Return a copy of every line in the records that includes the word "Enumerate".

:: Dataset records ::

-- start --

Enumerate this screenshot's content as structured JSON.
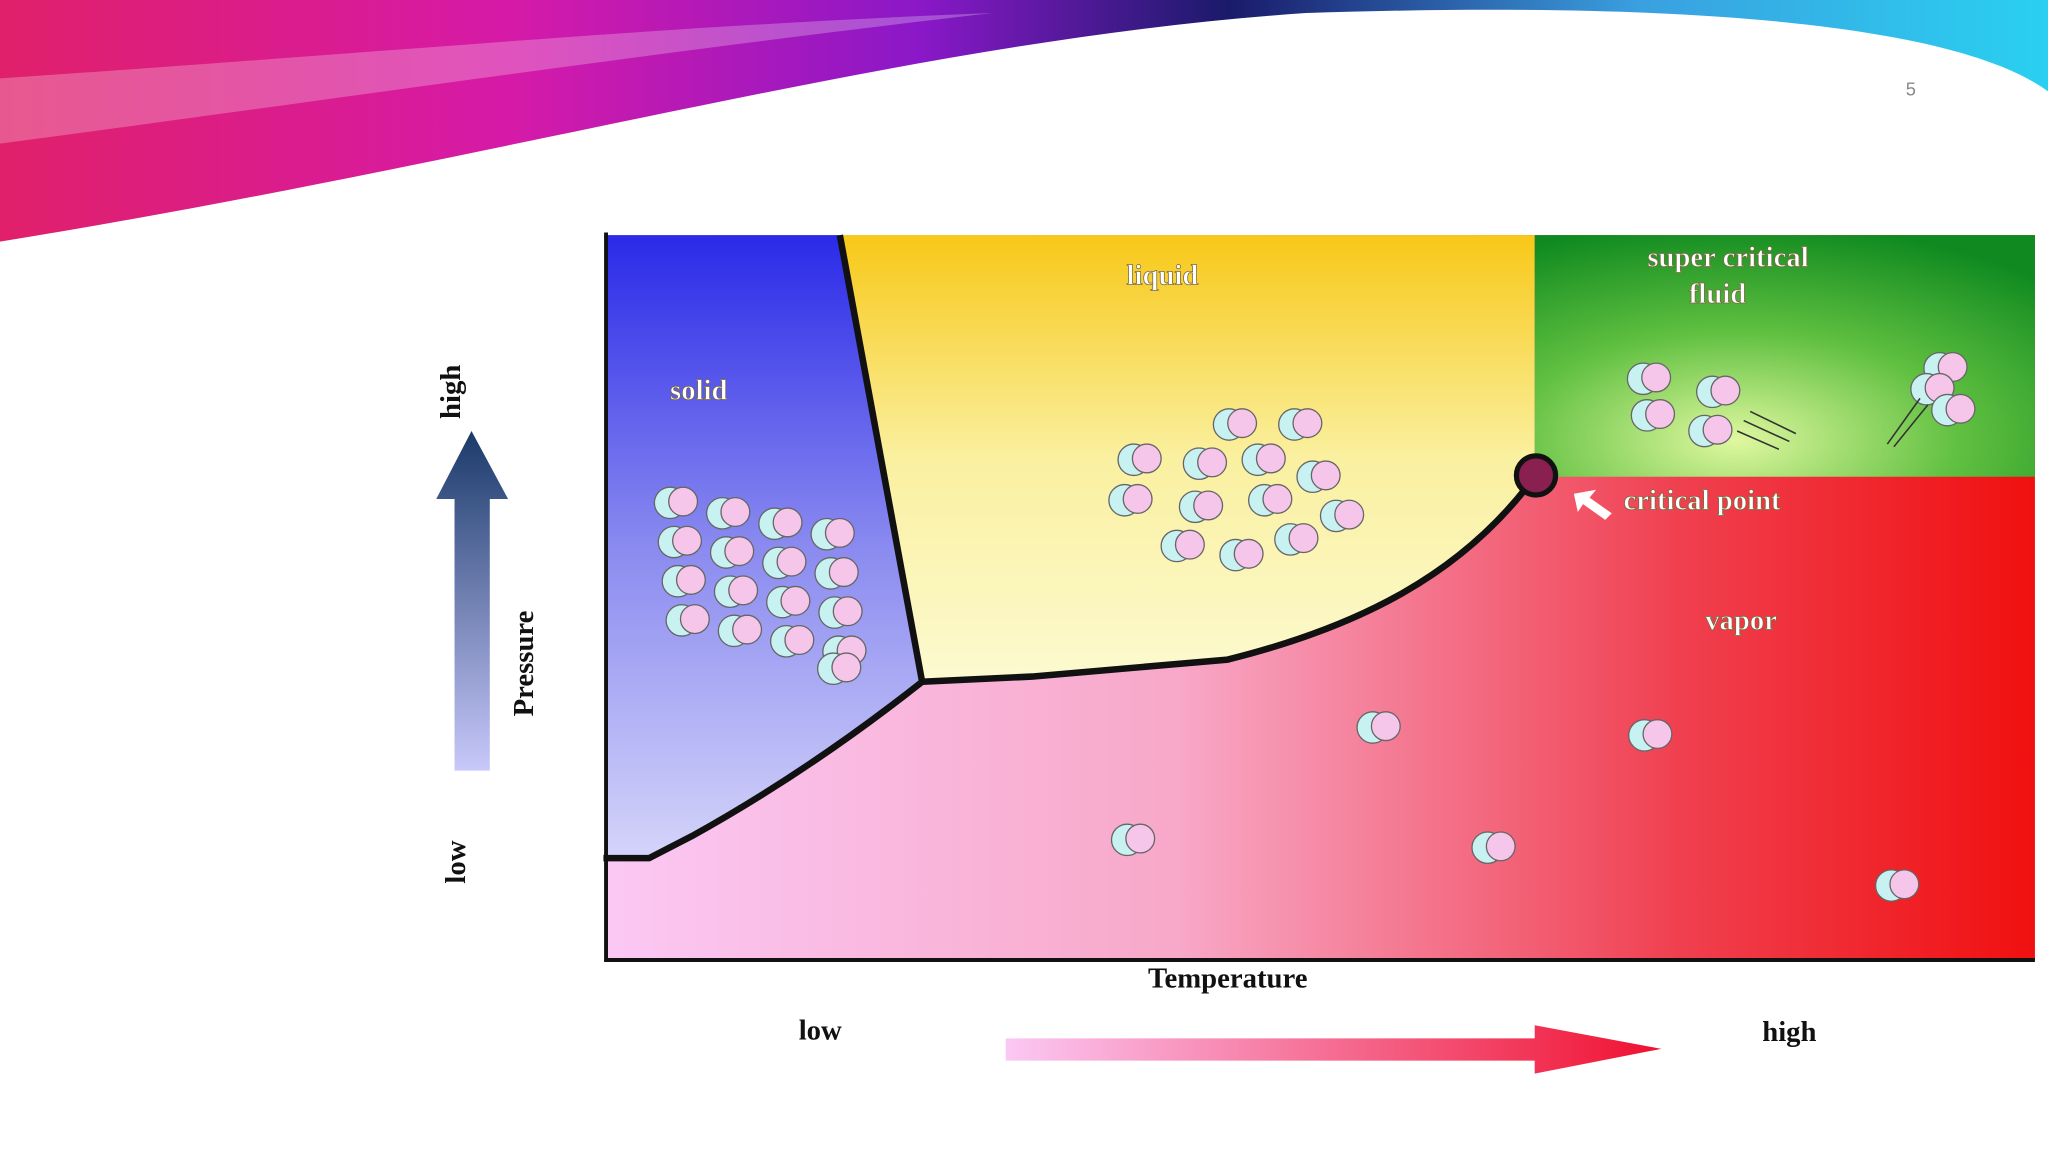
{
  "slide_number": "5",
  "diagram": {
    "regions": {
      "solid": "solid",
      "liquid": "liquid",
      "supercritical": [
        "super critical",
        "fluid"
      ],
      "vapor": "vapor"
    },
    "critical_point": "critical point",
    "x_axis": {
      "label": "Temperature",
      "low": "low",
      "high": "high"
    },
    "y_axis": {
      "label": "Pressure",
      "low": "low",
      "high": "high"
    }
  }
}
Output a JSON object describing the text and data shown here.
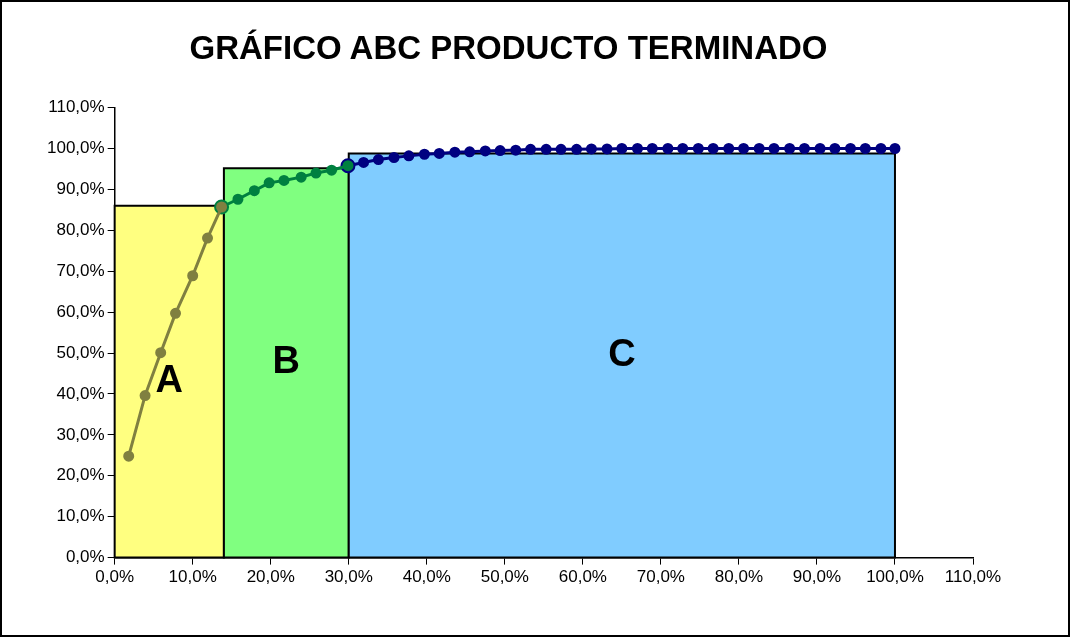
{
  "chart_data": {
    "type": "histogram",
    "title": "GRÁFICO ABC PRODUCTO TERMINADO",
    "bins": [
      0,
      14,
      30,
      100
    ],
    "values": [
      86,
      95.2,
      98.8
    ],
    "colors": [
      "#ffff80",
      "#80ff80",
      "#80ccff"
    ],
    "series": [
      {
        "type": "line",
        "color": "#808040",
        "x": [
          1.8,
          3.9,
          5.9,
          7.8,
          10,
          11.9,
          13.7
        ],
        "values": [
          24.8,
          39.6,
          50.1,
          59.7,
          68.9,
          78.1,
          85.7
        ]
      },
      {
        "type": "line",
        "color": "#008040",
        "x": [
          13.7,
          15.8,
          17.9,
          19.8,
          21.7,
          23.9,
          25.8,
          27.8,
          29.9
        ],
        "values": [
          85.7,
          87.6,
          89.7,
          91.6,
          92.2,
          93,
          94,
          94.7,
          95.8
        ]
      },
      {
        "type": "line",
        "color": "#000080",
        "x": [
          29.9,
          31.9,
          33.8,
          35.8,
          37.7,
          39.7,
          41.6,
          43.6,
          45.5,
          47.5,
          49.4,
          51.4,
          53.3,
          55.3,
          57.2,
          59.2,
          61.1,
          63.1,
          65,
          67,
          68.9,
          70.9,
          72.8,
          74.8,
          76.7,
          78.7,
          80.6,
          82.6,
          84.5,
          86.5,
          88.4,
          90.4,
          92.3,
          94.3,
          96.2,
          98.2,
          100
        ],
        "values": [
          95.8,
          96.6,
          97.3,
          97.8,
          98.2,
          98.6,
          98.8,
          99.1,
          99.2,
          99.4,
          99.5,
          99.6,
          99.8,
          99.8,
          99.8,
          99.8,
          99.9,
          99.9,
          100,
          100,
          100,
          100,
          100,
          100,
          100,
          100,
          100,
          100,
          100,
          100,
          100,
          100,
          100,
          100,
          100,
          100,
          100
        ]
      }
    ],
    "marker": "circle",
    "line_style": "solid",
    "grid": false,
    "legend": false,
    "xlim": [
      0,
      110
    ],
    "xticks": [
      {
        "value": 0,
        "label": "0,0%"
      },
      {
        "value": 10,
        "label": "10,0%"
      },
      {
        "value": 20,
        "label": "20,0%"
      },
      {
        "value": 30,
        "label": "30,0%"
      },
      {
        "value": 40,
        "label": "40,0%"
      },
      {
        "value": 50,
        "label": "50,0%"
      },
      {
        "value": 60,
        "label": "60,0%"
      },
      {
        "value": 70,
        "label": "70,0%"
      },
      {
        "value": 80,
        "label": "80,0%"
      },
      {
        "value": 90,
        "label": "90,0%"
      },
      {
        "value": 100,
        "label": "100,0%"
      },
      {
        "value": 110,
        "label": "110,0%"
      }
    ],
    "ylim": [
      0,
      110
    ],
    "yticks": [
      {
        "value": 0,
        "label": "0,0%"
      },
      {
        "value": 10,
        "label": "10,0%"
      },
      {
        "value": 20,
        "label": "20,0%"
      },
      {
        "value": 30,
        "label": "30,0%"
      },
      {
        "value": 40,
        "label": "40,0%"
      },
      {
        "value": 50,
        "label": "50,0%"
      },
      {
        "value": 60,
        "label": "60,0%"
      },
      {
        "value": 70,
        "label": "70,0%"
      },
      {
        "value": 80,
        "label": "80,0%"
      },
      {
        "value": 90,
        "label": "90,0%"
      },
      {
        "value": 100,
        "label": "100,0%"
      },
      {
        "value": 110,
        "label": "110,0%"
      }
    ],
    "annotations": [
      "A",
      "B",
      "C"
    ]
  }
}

-- end --
-- start --

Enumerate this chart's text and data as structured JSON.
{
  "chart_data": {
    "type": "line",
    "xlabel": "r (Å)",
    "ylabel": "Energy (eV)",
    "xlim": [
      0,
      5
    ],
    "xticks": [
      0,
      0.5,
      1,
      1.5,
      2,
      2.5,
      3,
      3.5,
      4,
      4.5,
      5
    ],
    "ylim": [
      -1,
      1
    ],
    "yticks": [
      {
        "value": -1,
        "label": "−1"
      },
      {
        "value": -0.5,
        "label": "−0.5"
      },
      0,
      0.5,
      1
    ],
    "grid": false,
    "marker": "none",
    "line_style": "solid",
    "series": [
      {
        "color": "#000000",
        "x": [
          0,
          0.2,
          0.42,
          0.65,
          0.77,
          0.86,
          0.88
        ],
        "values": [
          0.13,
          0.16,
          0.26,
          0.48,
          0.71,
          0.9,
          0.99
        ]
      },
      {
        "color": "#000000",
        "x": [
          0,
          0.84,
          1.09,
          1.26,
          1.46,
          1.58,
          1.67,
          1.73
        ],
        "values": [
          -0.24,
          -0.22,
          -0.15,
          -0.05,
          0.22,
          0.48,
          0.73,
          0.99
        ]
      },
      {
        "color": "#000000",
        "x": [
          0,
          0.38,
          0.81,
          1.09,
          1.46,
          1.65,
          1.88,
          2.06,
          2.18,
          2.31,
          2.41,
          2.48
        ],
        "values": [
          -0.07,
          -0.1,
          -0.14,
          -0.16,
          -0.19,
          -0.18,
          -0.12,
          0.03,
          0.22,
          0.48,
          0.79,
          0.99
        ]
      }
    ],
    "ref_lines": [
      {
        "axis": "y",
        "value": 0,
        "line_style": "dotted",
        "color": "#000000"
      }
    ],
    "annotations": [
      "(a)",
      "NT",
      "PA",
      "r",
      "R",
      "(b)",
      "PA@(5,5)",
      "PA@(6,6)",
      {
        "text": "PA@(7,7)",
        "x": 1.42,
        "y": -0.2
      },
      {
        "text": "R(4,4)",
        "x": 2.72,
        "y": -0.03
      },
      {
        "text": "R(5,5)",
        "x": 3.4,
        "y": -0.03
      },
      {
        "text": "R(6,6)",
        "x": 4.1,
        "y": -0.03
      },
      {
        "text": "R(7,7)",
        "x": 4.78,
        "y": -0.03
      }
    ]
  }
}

-- end --

:: Solution for this exercise ::
Enumerate this screenshot's content as structured JSON.
Enumerate this chart's text and data as structured JSON.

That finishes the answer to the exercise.